* GOAL: Can you write out all the lines word for word, with no pictures?

═════ GIVEN ENTRIES ═════

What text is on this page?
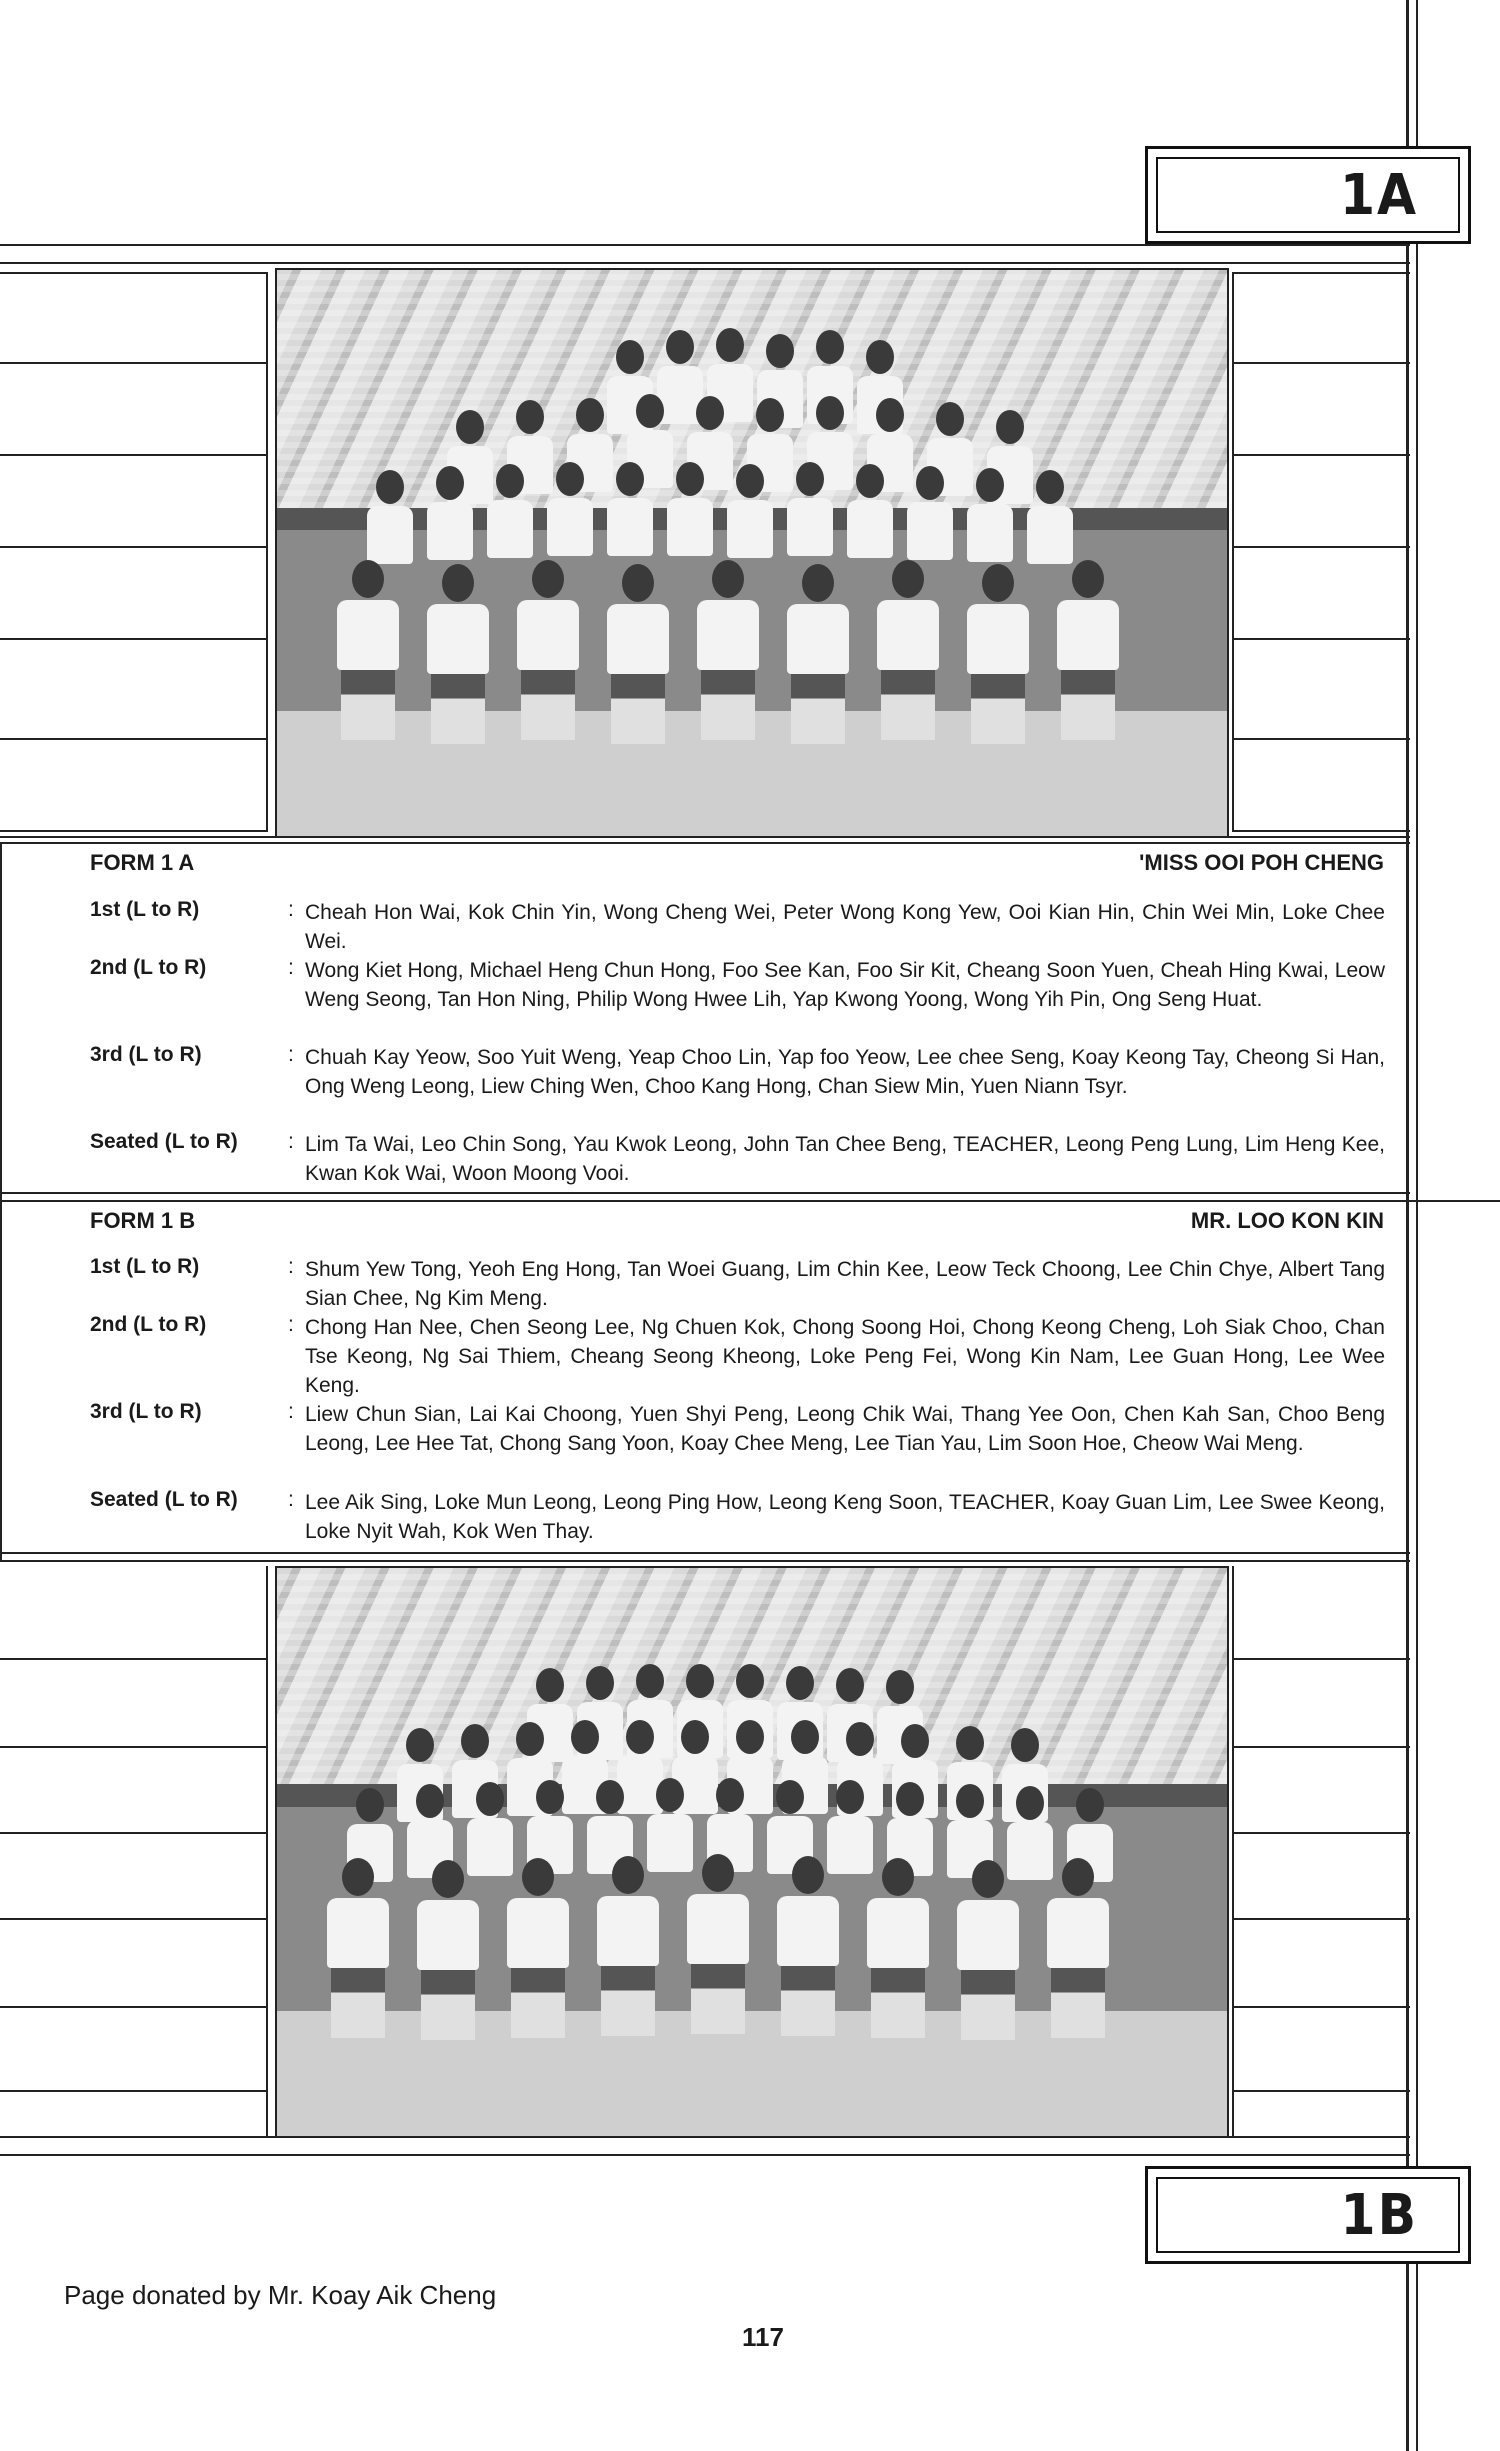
1A
FORM 1 A	'MISS OOI POH CHENG
1st (L to R)	: Cheah Hon Wai, Kok Chin Yin, Wong Cheng Wei, Peter Wong Kong Yew, Ooi Kian Hin, Chin Wei Min, Loke Chee Wei.
2nd (L to R)	: Wong Kiet Hong, Michael Heng Chun Hong, Foo See Kan, Foo Sir Kit, Cheang Soon Yuen, Cheah Hing Kwai, Leow Weng Seong, Tan Hon Ning, Philip Wong Hwee Lih, Yap Kwong Yoong, Wong Yih Pin, Ong Seng Huat.
3rd (L to R)	: Chuah Kay Yeow, Soo Yuit Weng, Yeap Choo Lin, Yap foo Yeow, Lee chee Seng, Koay Keong Tay, Cheong Si Han, Ong Weng Leong, Liew Ching Wen, Choo Kang Hong, Chan Siew Min, Yuen Niann Tsyr.
Seated (L to R)	: Lim Ta Wai, Leo Chin Song, Yau Kwok Leong, John Tan Chee Beng, TEACHER, Leong Peng Lung, Lim Heng Kee, Kwan Kok Wai, Woon Moong Vooi.
FORM 1 B	MR. LOO KON KIN
1st (L to R)	: Shum Yew Tong, Yeoh Eng Hong, Tan Woei Guang, Lim Chin Kee, Leow Teck Choong, Lee Chin Chye, Albert Tang Sian Chee, Ng Kim Meng.
2nd (L to R)	: Chong Han Nee, Chen Seong Lee, Ng Chuen Kok, Chong Soong Hoi, Chong Keong Cheng, Loh Siak Choo, Chan Tse Keong, Ng Sai Thiem, Cheang Seong Kheong, Loke Peng Fei, Wong Kin Nam, Lee Guan Hong, Lee Wee Keng.
3rd (L to R)	: Liew Chun Sian, Lai Kai Choong, Yuen Shyi Peng, Leong Chik Wai, Thang Yee Oon, Chen Kah San, Choo Beng Leong, Lee Hee Tat, Chong Sang Yoon, Koay Chee Meng, Lee Tian Yau, Lim Soon Hoe, Cheow Wai Meng.
Seated (L to R)	: Lee Aik Sing, Loke Mun Leong, Leong Ping How, Leong Keng Soon, TEACHER, Koay Guan Lim, Lee Swee Keong, Loke Nyit Wah, Kok Wen Thay.
1B
Page donated by Mr. Koay Aik Cheng
117
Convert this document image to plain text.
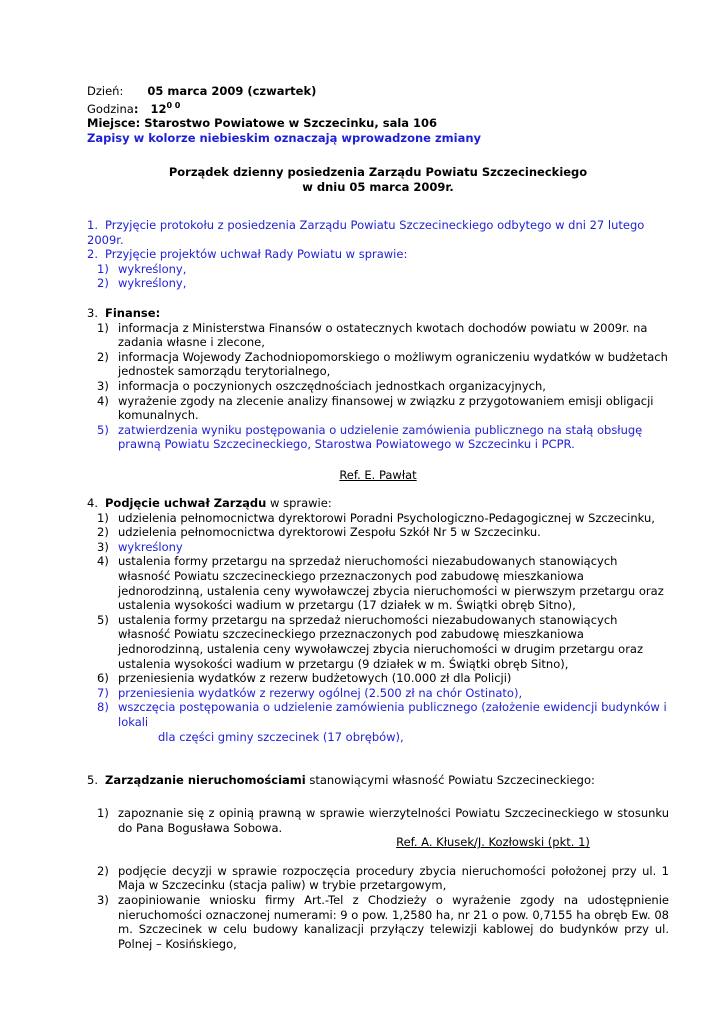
Dzień: 05 marca 2009 (czwartek)
Godzina: $12^{0 0}$
Miejsce: Starostwo Powiatowe w Szczecinku, sala 106
Zapisy w kolorze niebieskim oznaczają wprowadzone zmiany
Porządek dzienny posiedzenia Zarządu Powiatu Szczecineckiego
w dniu 05 marca 2009r.
1. Przyjęcie protokołu z posiedzenia Zarządu Powiatu Szczecineckiego odbytego w dni 27 lutego 2009r.
2. Przyjęcie projektów uchwał Rady Powiatu w sprawie:
1) wykreślony,
2) wykreślony,
3. Finanse:
1) informacja z Ministerstwa Finansów o ostatecznych kwotach dochodów powiatu w 2009r. na zadania własne i zlecone,
2) informacja Wojewody Zachodniopomorskiego o możliwym ograniczeniu wydatków w budżetach jednostek samorządu terytorialnego,
3) informacja o poczynionych oszczędnościach jednostkach organizacyjnych,
4) wyrażenie zgody na zlecenie analizy finansowej w związku z przygotowaniem emisji obligacji komunalnych.
5) zatwierdzenia wyniku postępowania o udzielenie zamówienia publicznego na stałą obsługę prawną Powiatu Szczecineckiego, Starostwa Powiatowego w Szczecinku i PCPR.
Ref. E. Pawłat
4. Podjęcie uchwał Zarządu w sprawie:
1) udzielenia pełnomocnictwa dyrektorowi Poradni Psychologiczno-Pedagogicznej w Szczecinku,
2) udzielenia pełnomocnictwa dyrektorowi Zespołu Szkół Nr 5 w Szczecinku.
3) wykreślony
4) ustalenia formy przetargu na sprzedaż nieruchomości niezabudowanych stanowiących własność Powiatu szczecineckiego przeznaczonych pod zabudowę mieszkaniowa jednorodzinną, ustalenia ceny wywoławczej zbycia nieruchomości w pierwszym przetargu oraz ustalenia wysokości wadium w przetargu (17 działek w m. Świątki obręb Sitno),
5) ustalenia formy przetargu na sprzedaż nieruchomości niezabudowanych stanowiących własność Powiatu szczecineckiego przeznaczonych pod zabudowę mieszkaniowa jednorodzinną, ustalenia ceny wywoławczej zbycia nieruchomości w drugim przetargu oraz ustalenia wysokości wadium w przetargu (9 działek w m. Świątki obręb Sitno),
6) przeniesienia wydatków z rezerw budżetowych (10.000 zł dla Policji)
7) przeniesienia wydatków z rezerwy ogólnej (2.500 zł na chór Ostinato),
8) wszczęcia postępowania o udzielenie zamówienia publicznego (założenie ewidencji budynków i lokali
dla części gminy szczecinek (17 obrębów),
5. Zarządzanie nieruchomościami stanowiącymi własność Powiatu Szczecineckiego:
1) zapoznanie się z opinią prawną w sprawie wierzytelności Powiatu Szczecineckiego w stosunku do Pana Bogusława Sobowa.
Ref. A. Kłusek/J. Kozłowski (pkt. 1)
2) podjęcie decyzji w sprawie rozpoczęcia procedury zbycia nieruchomości położonej przy ul. 1 Maja w Szczecinku (stacja paliw) w trybie przetargowym,
3) zaopiniowanie wniosku firmy Art.-Tel z Chodzieży o wyrażenie zgody na udostępnienie nieruchomości oznaczonej numerami: 9 o pow. 1,2580 ha, nr 21 o pow. 0,7155 ha obręb Ew. 08 m. Szczecinek w celu budowy kanalizacji przyłączy telewizji kablowej do budynków przy ul. Polnej – Kosińskiego,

═════

* FULL OUTPUT:
What text is on this page?
1A
FORM 1 A	'MISS OOI POH CHENG
1st (L to R)	: Cheah Hon Wai, Kok Chin Yin, Wong Cheng Wei, Peter Wong Kong Yew, Ooi Kian Hin, Chin Wei Min, Loke Chee Wei.
2nd (L to R)	: Wong Kiet Hong, Michael Heng Chun Hong, Foo See Kan, Foo Sir Kit, Cheang Soon Yuen, Cheah Hing Kwai, Leow Weng Seong, Tan Hon Ning, Philip Wong Hwee Lih, Yap Kwong Yoong, Wong Yih Pin, Ong Seng Huat.
3rd (L to R)	: Chuah Kay Yeow, Soo Yuit Weng, Yeap Choo Lin, Yap foo Yeow, Lee chee Seng, Koay Keong Tay, Cheong Si Han, Ong Weng Leong, Liew Ching Wen, Choo Kang Hong, Chan Siew Min, Yuen Niann Tsyr.
Seated (L to R)	: Lim Ta Wai, Leo Chin Song, Yau Kwok Leong, John Tan Chee Beng, TEACHER, Leong Peng Lung, Lim Heng Kee, Kwan Kok Wai, Woon Moong Vooi.
FORM 1 B	MR. LOO KON KIN
1st (L to R)	: Shum Yew Tong, Yeoh Eng Hong, Tan Woei Guang, Lim Chin Kee, Leow Teck Choong, Lee Chin Chye, Albert Tang Sian Chee, Ng Kim Meng.
2nd (L to R)	: Chong Han Nee, Chen Seong Lee, Ng Chuen Kok, Chong Soong Hoi, Chong Keong Cheng, Loh Siak Choo, Chan Tse Keong, Ng Sai Thiem, Cheang Seong Kheong, Loke Peng Fei, Wong Kin Nam, Lee Guan Hong, Lee Wee Keng.
3rd (L to R)	: Liew Chun Sian, Lai Kai Choong, Yuen Shyi Peng, Leong Chik Wai, Thang Yee Oon, Chen Kah San, Choo Beng Leong, Lee Hee Tat, Chong Sang Yoon, Koay Chee Meng, Lee Tian Yau, Lim Soon Hoe, Cheow Wai Meng.
Seated (L to R)	: Lee Aik Sing, Loke Mun Leong, Leong Ping How, Leong Keng Soon, TEACHER, Koay Guan Lim, Lee Swee Keong, Loke Nyit Wah, Kok Wen Thay.
1B
Page donated by Mr. Koay Aik Cheng
117
Convert this document image to plain text.
Dzień: 05 marca 2009 (czwartek)
Godzina: $12^{0 0}$
Miejsce: Starostwo Powiatowe w Szczecinku, sala 106
Zapisy w kolorze niebieskim oznaczają wprowadzone zmiany
Porządek dzienny posiedzenia Zarządu Powiatu Szczecineckiego
w dniu 05 marca 2009r.
1. Przyjęcie protokołu z posiedzenia Zarządu Powiatu Szczecineckiego odbytego w dni 27 lutego 2009r.
2. Przyjęcie projektów uchwał Rady Powiatu w sprawie:
1) wykreślony,
2) wykreślony,
3. Finanse:
1) informacja z Ministerstwa Finansów o ostatecznych kwotach dochodów powiatu w 2009r. na zadania własne i zlecone,
2) informacja Wojewody Zachodniopomorskiego o możliwym ograniczeniu wydatków w budżetach jednostek samorządu terytorialnego,
3) informacja o poczynionych oszczędnościach jednostkach organizacyjnych,
4) wyrażenie zgody na zlecenie analizy finansowej w związku z przygotowaniem emisji obligacji komunalnych.
5) zatwierdzenia wyniku postępowania o udzielenie zamówienia publicznego na stałą obsługę prawną Powiatu Szczecineckiego, Starostwa Powiatowego w Szczecinku i PCPR.
Ref. E. Pawłat
4. Podjęcie uchwał Zarządu w sprawie:
1) udzielenia pełnomocnictwa dyrektorowi Poradni Psychologiczno-Pedagogicznej w Szczecinku,
2) udzielenia pełnomocnictwa dyrektorowi Zespołu Szkół Nr 5 w Szczecinku.
3) wykreślony
4) ustalenia formy przetargu na sprzedaż nieruchomości niezabudowanych stanowiących własność Powiatu szczecineckiego przeznaczonych pod zabudowę mieszkaniowa jednorodzinną, ustalenia ceny wywoławczej zbycia nieruchomości w pierwszym przetargu oraz ustalenia wysokości wadium w przetargu (17 działek w m. Świątki obręb Sitno),
5) ustalenia formy przetargu na sprzedaż nieruchomości niezabudowanych stanowiących własność Powiatu szczecineckiego przeznaczonych pod zabudowę mieszkaniowa jednorodzinną, ustalenia ceny wywoławczej zbycia nieruchomości w drugim przetargu oraz ustalenia wysokości wadium w przetargu (9 działek w m. Świątki obręb Sitno),
6) przeniesienia wydatków z rezerw budżetowych (10.000 zł dla Policji)
7) przeniesienia wydatków z rezerwy ogólnej (2.500 zł na chór Ostinato),
8) wszczęcia postępowania o udzielenie zamówienia publicznego (założenie ewidencji budynków i lokali
dla części gminy szczecinek (17 obrębów),
5. Zarządzanie nieruchomościami stanowiącymi własność Powiatu Szczecineckiego:
1) zapoznanie się z opinią prawną w sprawie wierzytelności Powiatu Szczecineckiego w stosunku do Pana Bogusława Sobowa.
Ref. A. Kłusek/J. Kozłowski (pkt. 1)
2) podjęcie decyzji w sprawie rozpoczęcia procedury zbycia nieruchomości położonej przy ul. 1 Maja w Szczecinku (stacja paliw) w trybie przetargowym,
3) zaopiniowanie wniosku firmy Art.-Tel z Chodzieży o wyrażenie zgody na udostępnienie nieruchomości oznaczonej numerami: 9 o pow. 1,2580 ha, nr 21 o pow. 0,7155 ha obręb Ew. 08 m. Szczecinek w celu budowy kanalizacji przyłączy telewizji kablowej do budynków przy ul. Polnej – Kosińskiego,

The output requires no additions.